- Work instruction: Copy every line of the records exactly, without including the images.
:: Given records ::
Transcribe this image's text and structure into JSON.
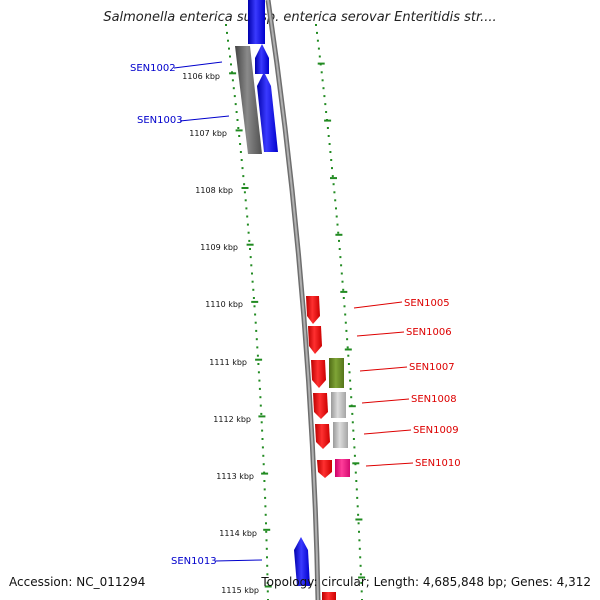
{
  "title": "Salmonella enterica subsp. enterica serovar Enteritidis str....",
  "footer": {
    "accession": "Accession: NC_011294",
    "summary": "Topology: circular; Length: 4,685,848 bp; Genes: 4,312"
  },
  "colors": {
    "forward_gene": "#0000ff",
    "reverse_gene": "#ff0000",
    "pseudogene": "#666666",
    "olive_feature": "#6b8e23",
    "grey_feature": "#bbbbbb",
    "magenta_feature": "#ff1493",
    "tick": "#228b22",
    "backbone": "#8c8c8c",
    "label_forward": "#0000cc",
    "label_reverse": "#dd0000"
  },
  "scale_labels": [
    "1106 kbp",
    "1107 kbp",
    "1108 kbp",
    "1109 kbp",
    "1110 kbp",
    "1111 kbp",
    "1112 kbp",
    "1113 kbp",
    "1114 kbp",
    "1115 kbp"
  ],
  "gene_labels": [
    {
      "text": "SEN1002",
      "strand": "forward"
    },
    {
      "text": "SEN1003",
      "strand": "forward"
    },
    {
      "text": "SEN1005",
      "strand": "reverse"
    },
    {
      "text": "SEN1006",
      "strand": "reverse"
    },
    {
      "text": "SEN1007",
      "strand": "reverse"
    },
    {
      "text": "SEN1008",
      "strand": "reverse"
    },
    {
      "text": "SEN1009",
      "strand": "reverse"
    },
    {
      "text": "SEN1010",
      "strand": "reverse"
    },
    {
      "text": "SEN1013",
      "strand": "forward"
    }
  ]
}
:::
- Solved exercise:
Transcribe this image's text and structure into JSON.
{
  "title": "Salmonella enterica subsp. enterica serovar Enteritidis str....",
  "footer": {
    "accession": "Accession: NC_011294",
    "summary": "Topology: circular; Length: 4,685,848 bp; Genes: 4,312"
  },
  "colors": {
    "forward_gene": "#0000ff",
    "reverse_gene": "#ff0000",
    "pseudogene": "#666666",
    "olive_feature": "#6b8e23",
    "grey_feature": "#bbbbbb",
    "magenta_feature": "#ff1493",
    "tick": "#228b22",
    "backbone": "#8c8c8c",
    "label_forward": "#0000cc",
    "label_reverse": "#dd0000"
  },
  "scale_labels": [
    "1106 kbp",
    "1107 kbp",
    "1108 kbp",
    "1109 kbp",
    "1110 kbp",
    "1111 kbp",
    "1112 kbp",
    "1113 kbp",
    "1114 kbp",
    "1115 kbp"
  ],
  "gene_labels": [
    {
      "text": "SEN1002",
      "strand": "forward"
    },
    {
      "text": "SEN1003",
      "strand": "forward"
    },
    {
      "text": "SEN1005",
      "strand": "reverse"
    },
    {
      "text": "SEN1006",
      "strand": "reverse"
    },
    {
      "text": "SEN1007",
      "strand": "reverse"
    },
    {
      "text": "SEN1008",
      "strand": "reverse"
    },
    {
      "text": "SEN1009",
      "strand": "reverse"
    },
    {
      "text": "SEN1010",
      "strand": "reverse"
    },
    {
      "text": "SEN1013",
      "strand": "forward"
    }
  ]
}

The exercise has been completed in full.